(Work to be completed)
A faithful transcription of all the data is required.
————————
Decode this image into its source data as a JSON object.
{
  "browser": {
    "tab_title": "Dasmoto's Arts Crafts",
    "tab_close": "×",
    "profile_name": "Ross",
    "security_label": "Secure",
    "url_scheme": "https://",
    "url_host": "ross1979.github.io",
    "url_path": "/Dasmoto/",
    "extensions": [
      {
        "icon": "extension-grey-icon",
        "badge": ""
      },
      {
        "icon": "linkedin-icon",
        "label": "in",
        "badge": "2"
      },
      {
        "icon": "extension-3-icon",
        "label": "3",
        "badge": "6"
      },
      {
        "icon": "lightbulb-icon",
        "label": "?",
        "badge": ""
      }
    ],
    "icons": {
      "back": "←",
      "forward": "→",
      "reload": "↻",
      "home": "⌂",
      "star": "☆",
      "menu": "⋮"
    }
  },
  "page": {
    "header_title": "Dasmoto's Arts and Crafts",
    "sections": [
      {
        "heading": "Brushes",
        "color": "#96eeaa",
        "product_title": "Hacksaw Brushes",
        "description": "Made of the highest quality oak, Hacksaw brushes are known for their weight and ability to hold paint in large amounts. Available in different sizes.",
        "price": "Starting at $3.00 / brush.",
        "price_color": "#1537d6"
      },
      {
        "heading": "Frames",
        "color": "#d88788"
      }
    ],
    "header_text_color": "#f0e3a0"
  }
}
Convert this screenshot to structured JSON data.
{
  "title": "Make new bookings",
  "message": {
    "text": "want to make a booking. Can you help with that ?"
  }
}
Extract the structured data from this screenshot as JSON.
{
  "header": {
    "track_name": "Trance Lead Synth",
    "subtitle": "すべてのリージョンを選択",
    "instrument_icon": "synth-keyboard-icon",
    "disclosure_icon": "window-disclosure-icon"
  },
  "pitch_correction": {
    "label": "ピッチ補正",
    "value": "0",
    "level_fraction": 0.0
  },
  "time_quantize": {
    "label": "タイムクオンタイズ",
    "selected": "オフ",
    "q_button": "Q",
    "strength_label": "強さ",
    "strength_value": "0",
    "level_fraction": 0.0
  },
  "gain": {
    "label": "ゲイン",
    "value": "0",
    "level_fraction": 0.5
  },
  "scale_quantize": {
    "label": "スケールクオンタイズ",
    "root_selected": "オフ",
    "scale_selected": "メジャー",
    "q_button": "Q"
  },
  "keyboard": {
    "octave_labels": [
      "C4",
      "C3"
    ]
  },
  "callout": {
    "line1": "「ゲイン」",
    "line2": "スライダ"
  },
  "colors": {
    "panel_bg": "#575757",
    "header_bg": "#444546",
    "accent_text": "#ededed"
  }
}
————————
(Response for this exercise)
Decode this image into its source data as a JSON object.
{
  "browser": {
    "tab_title": "Dasmoto's Arts Crafts",
    "tab_close": "×",
    "profile_name": "Ross",
    "security_label": "Secure",
    "url_scheme": "https://",
    "url_host": "ross1979.github.io",
    "url_path": "/Dasmoto/",
    "extensions": [
      {
        "icon": "extension-grey-icon",
        "badge": ""
      },
      {
        "icon": "linkedin-icon",
        "label": "in",
        "badge": "2"
      },
      {
        "icon": "extension-3-icon",
        "label": "3",
        "badge": "6"
      },
      {
        "icon": "lightbulb-icon",
        "label": "?",
        "badge": ""
      }
    ],
    "icons": {
      "back": "←",
      "forward": "→",
      "reload": "↻",
      "home": "⌂",
      "star": "☆",
      "menu": "⋮"
    }
  },
  "page": {
    "header_title": "Dasmoto's Arts and Crafts",
    "sections": [
      {
        "heading": "Brushes",
        "color": "#96eeaa",
        "product_title": "Hacksaw Brushes",
        "description": "Made of the highest quality oak, Hacksaw brushes are known for their weight and ability to hold paint in large amounts. Available in different sizes.",
        "price": "Starting at $3.00 / brush.",
        "price_color": "#1537d6"
      },
      {
        "heading": "Frames",
        "color": "#d88788"
      }
    ],
    "header_text_color": "#f0e3a0"
  }
}
Convert this screenshot to structured JSON data.
{
  "title": "Make new bookings",
  "message": {
    "text": "want to make a booking. Can you help with that ?"
  }
}
Extract the structured data from this screenshot as JSON.
{
  "header": {
    "track_name": "Trance Lead Synth",
    "subtitle": "すべてのリージョンを選択",
    "instrument_icon": "synth-keyboard-icon",
    "disclosure_icon": "window-disclosure-icon"
  },
  "pitch_correction": {
    "label": "ピッチ補正",
    "value": "0",
    "level_fraction": 0.0
  },
  "time_quantize": {
    "label": "タイムクオンタイズ",
    "selected": "オフ",
    "q_button": "Q",
    "strength_label": "強さ",
    "strength_value": "0",
    "level_fraction": 0.0
  },
  "gain": {
    "label": "ゲイン",
    "value": "0",
    "level_fraction": 0.5
  },
  "scale_quantize": {
    "label": "スケールクオンタイズ",
    "root_selected": "オフ",
    "scale_selected": "メジャー",
    "q_button": "Q"
  },
  "keyboard": {
    "octave_labels": [
      "C4",
      "C3"
    ]
  },
  "callout": {
    "line1": "「ゲイン」",
    "line2": "スライダ"
  },
  "colors": {
    "panel_bg": "#575757",
    "header_bg": "#444546",
    "accent_text": "#ededed"
  }
}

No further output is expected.